▶ **What the task requires**
All of the data should be repeated exactly; pictures are not part of the copy.

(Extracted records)
BEGIN

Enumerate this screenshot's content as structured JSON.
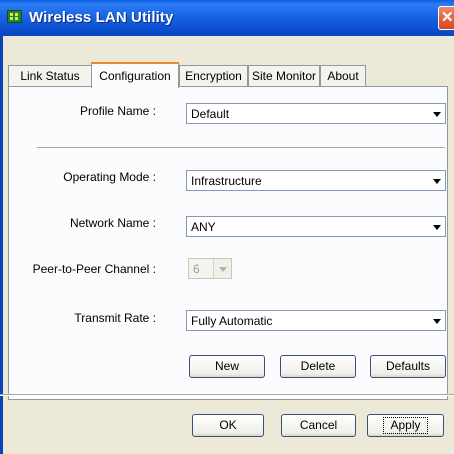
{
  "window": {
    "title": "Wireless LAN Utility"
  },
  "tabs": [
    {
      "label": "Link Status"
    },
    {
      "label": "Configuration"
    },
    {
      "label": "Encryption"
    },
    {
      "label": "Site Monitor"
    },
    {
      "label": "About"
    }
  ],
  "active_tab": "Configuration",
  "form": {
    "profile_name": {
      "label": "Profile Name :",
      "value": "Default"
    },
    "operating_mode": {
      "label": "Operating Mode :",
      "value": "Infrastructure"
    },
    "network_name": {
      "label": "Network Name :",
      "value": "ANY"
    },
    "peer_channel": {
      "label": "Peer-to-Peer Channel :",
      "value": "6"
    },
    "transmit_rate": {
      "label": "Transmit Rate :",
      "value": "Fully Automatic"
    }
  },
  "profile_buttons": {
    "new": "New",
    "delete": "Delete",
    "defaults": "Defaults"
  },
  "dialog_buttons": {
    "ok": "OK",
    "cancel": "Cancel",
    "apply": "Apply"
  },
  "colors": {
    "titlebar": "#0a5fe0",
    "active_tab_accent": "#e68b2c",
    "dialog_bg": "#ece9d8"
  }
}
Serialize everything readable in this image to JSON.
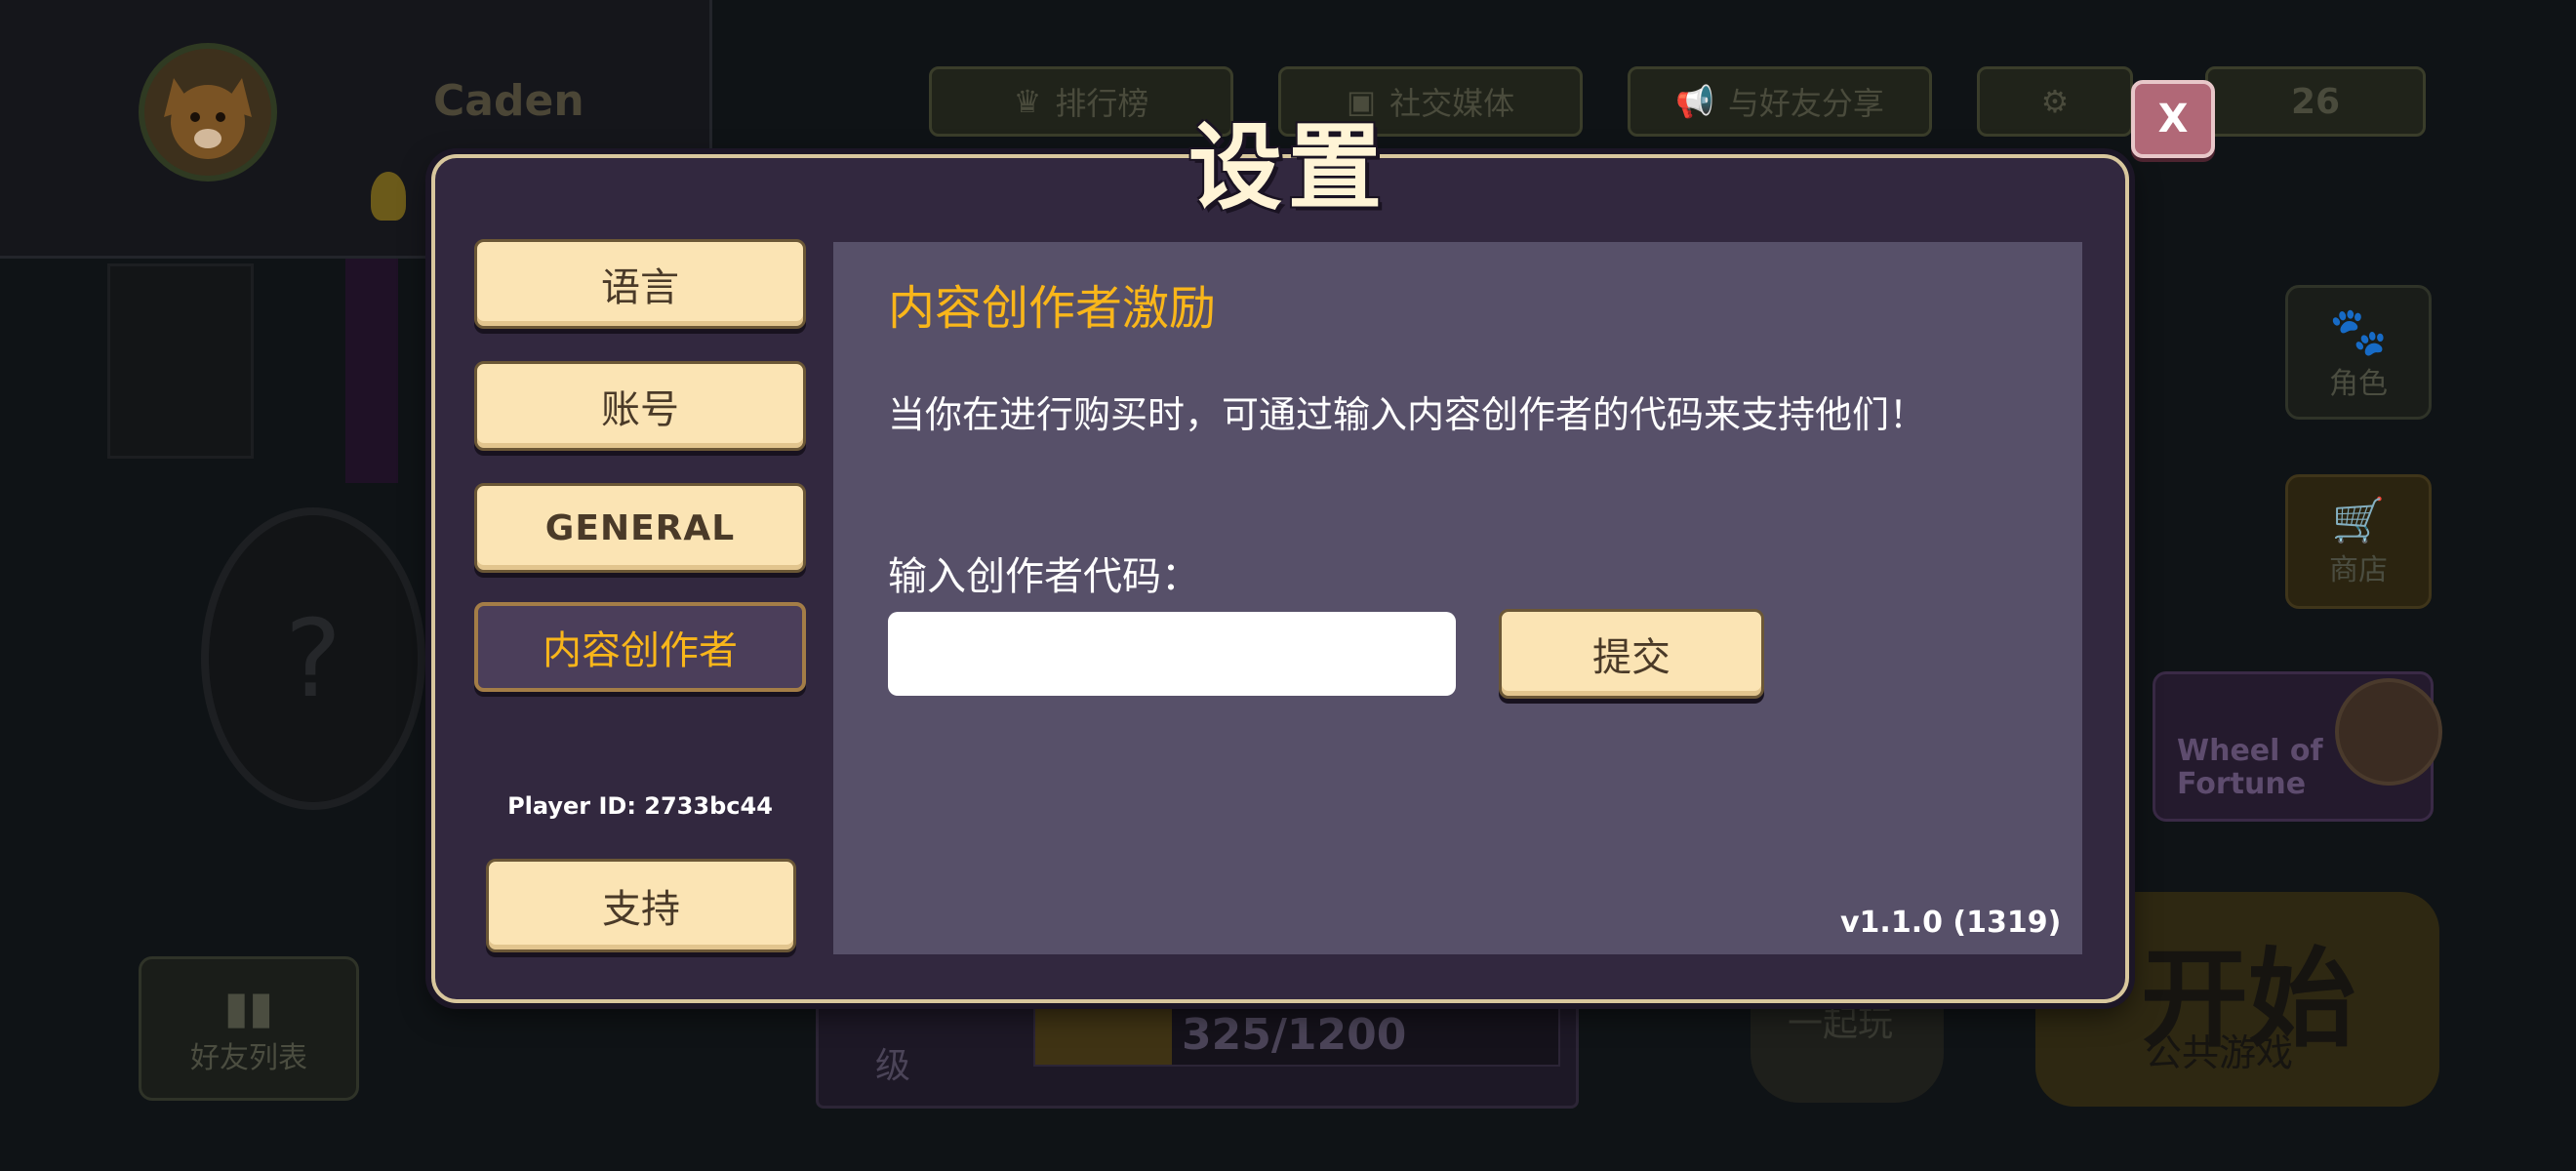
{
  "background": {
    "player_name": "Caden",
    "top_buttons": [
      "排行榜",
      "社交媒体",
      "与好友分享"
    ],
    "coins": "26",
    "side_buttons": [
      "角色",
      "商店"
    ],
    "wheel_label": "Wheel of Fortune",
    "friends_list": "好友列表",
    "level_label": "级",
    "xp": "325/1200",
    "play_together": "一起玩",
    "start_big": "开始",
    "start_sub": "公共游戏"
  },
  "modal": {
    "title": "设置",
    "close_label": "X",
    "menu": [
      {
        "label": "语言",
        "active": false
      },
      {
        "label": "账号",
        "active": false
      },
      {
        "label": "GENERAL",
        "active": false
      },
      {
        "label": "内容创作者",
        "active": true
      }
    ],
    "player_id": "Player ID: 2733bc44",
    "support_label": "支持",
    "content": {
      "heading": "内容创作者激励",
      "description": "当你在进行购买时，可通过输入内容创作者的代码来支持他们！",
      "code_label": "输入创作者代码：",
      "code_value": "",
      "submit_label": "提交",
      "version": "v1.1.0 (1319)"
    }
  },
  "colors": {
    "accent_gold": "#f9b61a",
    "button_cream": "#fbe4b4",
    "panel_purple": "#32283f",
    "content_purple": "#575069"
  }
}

END

▶ **Solved exercise**
Enumerate this screenshot's content as structured JSON.
{
  "window": {
    "title": "Wireless LAN Utility"
  },
  "tabs": [
    {
      "label": "Link Status"
    },
    {
      "label": "Configuration"
    },
    {
      "label": "Encryption"
    },
    {
      "label": "Site Monitor"
    },
    {
      "label": "About"
    }
  ],
  "active_tab": "Configuration",
  "form": {
    "profile_name": {
      "label": "Profile Name :",
      "value": "Default"
    },
    "operating_mode": {
      "label": "Operating Mode :",
      "value": "Infrastructure"
    },
    "network_name": {
      "label": "Network Name :",
      "value": "ANY"
    },
    "peer_channel": {
      "label": "Peer-to-Peer Channel :",
      "value": "6"
    },
    "transmit_rate": {
      "label": "Transmit Rate :",
      "value": "Fully Automatic"
    }
  },
  "profile_buttons": {
    "new": "New",
    "delete": "Delete",
    "defaults": "Defaults"
  },
  "dialog_buttons": {
    "ok": "OK",
    "cancel": "Cancel",
    "apply": "Apply"
  },
  "colors": {
    "titlebar": "#0a5fe0",
    "active_tab_accent": "#e68b2c",
    "dialog_bg": "#ece9d8"
  }
}
Serialize everything readable in this image to JSON.
{
  "background": {
    "player_name": "Caden",
    "top_buttons": [
      "排行榜",
      "社交媒体",
      "与好友分享"
    ],
    "coins": "26",
    "side_buttons": [
      "角色",
      "商店"
    ],
    "wheel_label": "Wheel of Fortune",
    "friends_list": "好友列表",
    "level_label": "级",
    "xp": "325/1200",
    "play_together": "一起玩",
    "start_big": "开始",
    "start_sub": "公共游戏"
  },
  "modal": {
    "title": "设置",
    "close_label": "X",
    "menu": [
      {
        "label": "语言",
        "active": false
      },
      {
        "label": "账号",
        "active": false
      },
      {
        "label": "GENERAL",
        "active": false
      },
      {
        "label": "内容创作者",
        "active": true
      }
    ],
    "player_id": "Player ID: 2733bc44",
    "support_label": "支持",
    "content": {
      "heading": "内容创作者激励",
      "description": "当你在进行购买时，可通过输入内容创作者的代码来支持他们！",
      "code_label": "输入创作者代码：",
      "code_value": "",
      "submit_label": "提交",
      "version": "v1.1.0 (1319)"
    }
  },
  "colors": {
    "accent_gold": "#f9b61a",
    "button_cream": "#fbe4b4",
    "panel_purple": "#32283f",
    "content_purple": "#575069"
  }
}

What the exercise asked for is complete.